▶ **GOAL**:
In the listing below, identify each line with the word "ffffff" and return those lines.

-- begin GIVEN RECORDS --

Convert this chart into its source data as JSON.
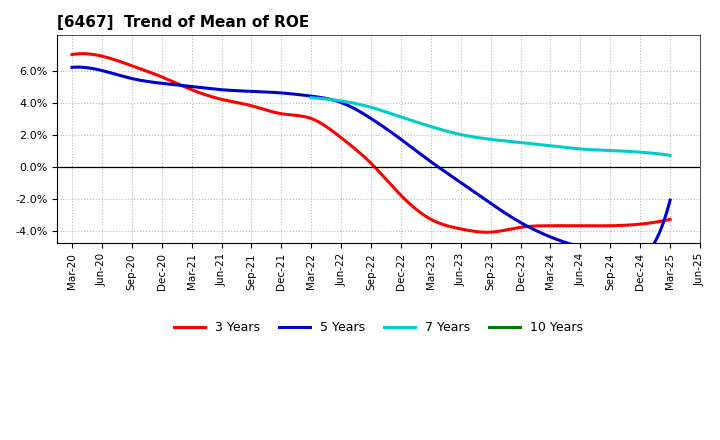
{
  "title": "[6467]  Trend of Mean of ROE",
  "background_color": "#ffffff",
  "plot_bg_color": "#ffffff",
  "grid_color": "#bbbbbb",
  "ylim": [
    -0.048,
    0.082
  ],
  "yticks": [
    -0.04,
    -0.02,
    0.0,
    0.02,
    0.04,
    0.06
  ],
  "x_labels": [
    "Mar-20",
    "Jun-20",
    "Sep-20",
    "Dec-20",
    "Mar-21",
    "Jun-21",
    "Sep-21",
    "Dec-21",
    "Mar-22",
    "Jun-22",
    "Sep-22",
    "Dec-22",
    "Mar-23",
    "Jun-23",
    "Sep-23",
    "Dec-23",
    "Mar-24",
    "Jun-24",
    "Sep-24",
    "Dec-24",
    "Mar-25",
    "Jun-25"
  ],
  "series": {
    "3 Years": {
      "color": "#ff0000",
      "x": [
        0,
        1,
        2,
        3,
        4,
        5,
        6,
        7,
        8,
        9,
        10,
        11,
        12,
        13,
        14,
        15,
        16,
        17,
        18,
        19,
        20
      ],
      "y": [
        0.07,
        0.069,
        0.063,
        0.056,
        0.048,
        0.042,
        0.038,
        0.033,
        0.03,
        0.018,
        0.002,
        -0.018,
        -0.033,
        -0.039,
        -0.041,
        -0.038,
        -0.037,
        -0.037,
        -0.037,
        -0.036,
        -0.033
      ]
    },
    "5 Years": {
      "color": "#0000cc",
      "x": [
        0,
        1,
        2,
        3,
        4,
        5,
        6,
        7,
        8,
        9,
        10,
        11,
        12,
        13,
        14,
        15,
        16,
        17,
        18,
        19,
        20
      ],
      "y": [
        0.062,
        0.06,
        0.055,
        0.052,
        0.05,
        0.048,
        0.047,
        0.046,
        0.044,
        0.04,
        0.03,
        0.017,
        0.003,
        -0.01,
        -0.023,
        -0.035,
        -0.044,
        -0.05,
        -0.054,
        -0.057,
        -0.021
      ]
    },
    "7 Years": {
      "color": "#00cccc",
      "x": [
        8,
        9,
        10,
        11,
        12,
        13,
        14,
        15,
        16,
        17,
        18,
        19,
        20
      ],
      "y": [
        0.043,
        0.041,
        0.037,
        0.031,
        0.025,
        0.02,
        0.017,
        0.015,
        0.013,
        0.011,
        0.01,
        0.009,
        0.007
      ]
    },
    "10 Years": {
      "color": "#007700",
      "x": [],
      "y": []
    }
  },
  "legend_order": [
    "3 Years",
    "5 Years",
    "7 Years",
    "10 Years"
  ]
}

-- end GIVEN RECORDS --

▶ **FULL SOLUTION**:
  "background_color": "#ffffff",
  "plot_bg_color": "#ffffff",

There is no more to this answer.